START Records provided

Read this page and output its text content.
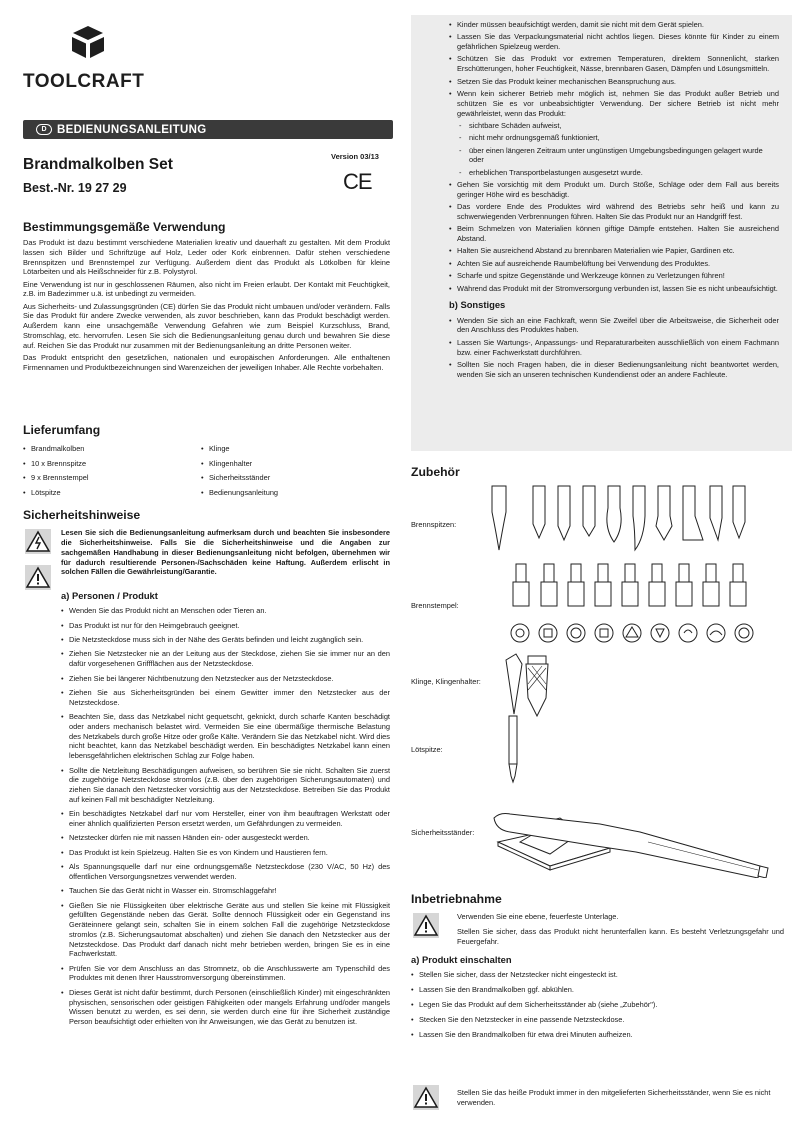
TOOLCRAFT
D BEDIENUNGSANLEITUNG
Brandmalkolben Set
Best.-Nr. 19 27 29
Version 03/13
CE
Bestimmungsgemäße Verwendung

Das Produkt ist dazu bestimmt verschiedene Materialien kreativ und dauerhaft zu gestalten. Mit dem Produkt lassen sich Bilder und Schriftzüge auf Holz, Leder oder Kork einbrennen. Dafür stehen verschiedene Brennspitzen und Brennstempel zur Verfügung. Außerdem dient das Produkt als Lötkolben für kleine Lötarbeiten und als Heißschneider für z.B. Polystyrol.

Eine Verwendung ist nur in geschlossenen Räumen, also nicht im Freien erlaubt. Der Kontakt mit Feuchtigkeit, z.B. im Badezimmer u.ä. ist unbedingt zu vermeiden.

Aus Sicherheits- und Zulassungsgründen (CE) dürfen Sie das Produkt nicht umbauen und/oder verändern. Falls Sie das Produkt für andere Zwecke verwenden, als zuvor beschrieben, kann das Produkt beschädigt werden. Außerdem kann eine unsachgemäße Verwendung Gefahren wie zum Beispiel Kurzschluss, Brand, Stromschlag, etc. hervorrufen. Lesen Sie sich die Bedienungsanleitung genau durch und bewahren Sie diese auf. Reichen Sie das Produkt nur zusammen mit der Bedienungsanleitung an dritte Personen weiter.

Das Produkt entspricht den gesetzlichen, nationalen und europäischen Anforderungen. Alle enthaltenen Firmennamen und Produktbezeichnungen sind Warenzeichen der jeweiligen Inhaber. Alle Rechte vorbehalten.

Lieferumfang
• Brandmalkolben
• 10 x Brennspitze
• 9 x Brennstempel
• Lötspitze
• Klinge
• Klingenhalter
• Sicherheitsständer
• Bedienungsanleitung
Sicherheitshinweise
Lesen Sie sich die Bedienungsanleitung aufmerksam durch und beachten Sie insbesondere die Sicherheitshinweise. Falls Sie die Sicherheitshinweise und die Angaben zur sachgemäßen Handhabung in dieser Bedienungsanleitung nicht befolgen, übernehmen wir für dadurch resultierende Personen-/Sachschäden keine Haftung. Außerdem erlischt in solchen Fällen die Gewährleistung/Garantie.
a) Personen / Produkt
• Wenden Sie das Produkt nicht an Menschen oder Tieren an.
• Das Produkt ist nur für den Heimgebrauch geeignet.
• Die Netzsteckdose muss sich in der Nähe des Geräts befinden und leicht zugänglich sein.
• Ziehen Sie Netzstecker nie an der Leitung aus der Steckdose, ziehen Sie sie immer nur an den dafür vorgesehenen Griffflächen aus der Netzsteckdose.
• Ziehen Sie bei längerer Nichtbenutzung den Netzstecker aus der Netzsteckdose.
• Ziehen Sie aus Sicherheitsgründen bei einem Gewitter immer den Netzstecker aus der Netzsteckdose.
• Beachten Sie, dass das Netzkabel nicht gequetscht, geknickt, durch scharfe Kanten beschädigt oder anders mechanisch belastet wird. Vermeiden Sie eine übermäßige thermische Belastung des Netzkabels durch große Hitze oder große Kälte. Verändern Sie das Netzkabel nicht. Wird dies nicht beachtet, kann das Netzkabel beschädigt werden. Ein beschädigtes Netzkabel kann einen lebensgefährlichen elektrischen Schlag zur Folge haben.
• Sollte die Netzleitung Beschädigungen aufweisen, so berühren Sie sie nicht. Schalten Sie zuerst die zugehörige Netzsteckdose stromlos (z.B. über den zugehörigen Sicherungsautomaten) und ziehen Sie danach den Netzstecker vorsichtig aus der Netzsteckdose. Betreiben Sie das Produkt auf keinen Fall mit beschädigter Netzleitung.
• Ein beschädigtes Netzkabel darf nur vom Hersteller, einer von ihm beauftragen Werkstatt oder einer ähnlich qualifizierten Person ersetzt werden, um Gefährdungen zu vermeiden.
• Netzstecker dürfen nie mit nassen Händen ein- oder ausgesteckt werden.
• Das Produkt ist kein Spielzeug. Halten Sie es von Kindern und Haustieren fern.
• Als Spannungsquelle darf nur eine ordnungsgemäße Netzsteckdose (230 V/AC, 50 Hz) des öffentlichen Versorgungsnetzes verwendet werden.
• Tauchen Sie das Gerät nicht in Wasser ein. Stromschlaggefahr!
• Gießen Sie nie Flüssigkeiten über elektrische Geräte aus und stellen Sie keine mit Flüssigkeit gefüllten Gegenstände neben das Gerät. Sollte dennoch Flüssigkeit oder ein Gegenstand ins Geräteinnere gelangt sein, schalten Sie in einem solchen Fall die zugehörige Netzsteckdose stromlos (z.B. Sicherungsautomat abschalten) und ziehen Sie danach den Netzstecker aus der Netzsteckdose. Das Produkt darf danach nicht mehr betrieben werden, bringen Sie es in eine Fachwerkstatt.
• Prüfen Sie vor dem Anschluss an das Stromnetz, ob die Anschlusswerte am Typenschild des Produktes mit denen Ihrer Hausstromversorgung übereinstimmen.
• Dieses Gerät ist nicht dafür bestimmt, durch Personen (einschließlich Kinder) mit eingeschränkten physischen, sensorischen oder geistigen Fähigkeiten oder mangels Erfahrung und/oder mangels Wissen benutzt zu werden, es sei denn, sie werden durch eine für ihre Sicherheit zuständige Person beaufsichtigt oder erhielten von ihr Anweisungen, wie das Gerät zu benutzen ist.
• Kinder müssen beaufsichtigt werden, damit sie nicht mit dem Gerät spielen.
• Lassen Sie das Verpackungsmaterial nicht achtlos liegen. Dieses könnte für Kinder zu einem gefährlichen Spielzeug werden.
• Schützen Sie das Produkt vor extremen Temperaturen, direktem Sonnenlicht, starken Erschütterungen, hoher Feuchtigkeit, Nässe, brennbaren Gasen, Dämpfen und Lösungsmitteln.
• Setzen Sie das Produkt keiner mechanischen Beanspruchung aus.
• Wenn kein sicherer Betrieb mehr möglich ist, nehmen Sie das Produkt außer Betrieb und schützen Sie es vor unbeabsichtigter Verwendung. Der sichere Betrieb ist nicht mehr gewährleistet, wenn das Produkt:
- sichtbare Schäden aufweist,
- nicht mehr ordnungsgemäß funktioniert,
- über einen längeren Zeitraum unter ungünstigen Umgebungsbedingungen gelagert wurde oder
- erheblichen Transportbelastungen ausgesetzt wurde.
• Gehen Sie vorsichtig mit dem Produkt um. Durch Stöße, Schläge oder dem Fall aus bereits geringer Höhe wird es beschädigt.
• Das vordere Ende des Produktes wird während des Betriebs sehr heiß und kann zu schwerwiegenden Verbrennungen führen. Halten Sie das Produkt nur an Handgriff fest.
• Beim Schmelzen von Materialien können giftige Dämpfe entstehen. Halten Sie ausreichend Abstand.
• Halten Sie ausreichend Abstand zu brennbaren Materialien wie Papier, Gardinen etc.
• Achten Sie auf ausreichende Raumbelüftung bei Verwendung des Produktes.
• Scharfe und spitze Gegenstände und Werkzeuge können zu Verletzungen führen!
• Während das Produkt mit der Stromversorgung verbunden ist, lassen Sie es nicht unbeaufsichtigt.
b) Sonstiges
• Wenden Sie sich an eine Fachkraft, wenn Sie Zweifel über die Arbeitsweise, die Sicherheit oder den Anschluss des Produktes haben.
• Lassen Sie Wartungs-, Anpassungs- und Reparaturarbeiten ausschließlich von einem Fachmann bzw. einer Fachwerkstatt durchführen.
• Sollten Sie noch Fragen haben, die in dieser Bedienungsanleitung nicht beantwortet werden, wenden Sie sich an unseren technischen Kundendienst oder an andere Fachleute.
Zubehör
Brennspitzen:
Brennstempel:
Klinge, Klingenhalter:
Lötspitze:
Sicherheitsständer:
Inbetriebnahme

Verwenden Sie eine ebene, feuerfeste Unterlage.

Stellen Sie sicher, dass das Produkt nicht herunterfallen kann. Es besteht Verletzungsgefahr und Feuergefahr.

a) Produkt einschalten
• Stellen Sie sicher, dass der Netzstecker nicht eingesteckt ist.
• Lassen Sie den Brandmalkolben ggf. abkühlen.
• Legen Sie das Produkt auf dem Sicherheitsständer ab (siehe „Zubehör").
• Stecken Sie den Netzstecker in eine passende Netzsteckdose.
• Lassen Sie den Brandmalkolben für etwa drei Minuten aufheizen.
Stellen Sie das heiße Produkt immer in den mitgelieferten Sicherheitsständer, wenn Sie es nicht verwenden.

END Records provided

*Directions for this task*
Find the lines above that include the string "Falls" and copy them.

*Problem solution*
Aus Sicherheits- und Zulassungsgründen (CE) dürfen Sie das Produkt nicht umbauen und/oder verändern. Falls Sie das Produkt für andere Zwecke verwenden, als zuvor beschrieben, kann das Produkt beschädigt werden. Außerdem kann eine unsachgemäße Verwendung Gefahren wie zum Beispiel Kurzschluss, Brand, Stromschlag, etc. hervorrufen. Lesen Sie sich die Bedienungsanleitung genau durch und bewahren Sie diese auf. Reichen Sie das Produkt nur zusammen mit der Bedienungsanleitung an dritte Personen weiter.
Lesen Sie sich die Bedienungsanleitung aufmerksam durch und beachten Sie insbesondere die Sicherheitshinweise. Falls Sie die Sicherheitshinweise und die Angaben zur sachgemäßen Handhabung in dieser Bedienungsanleitung nicht befolgen, übernehmen wir für dadurch resultierende Personen-/Sachschäden keine Haftung. Außerdem erlischt in solchen Fällen die Gewährleistung/Garantie.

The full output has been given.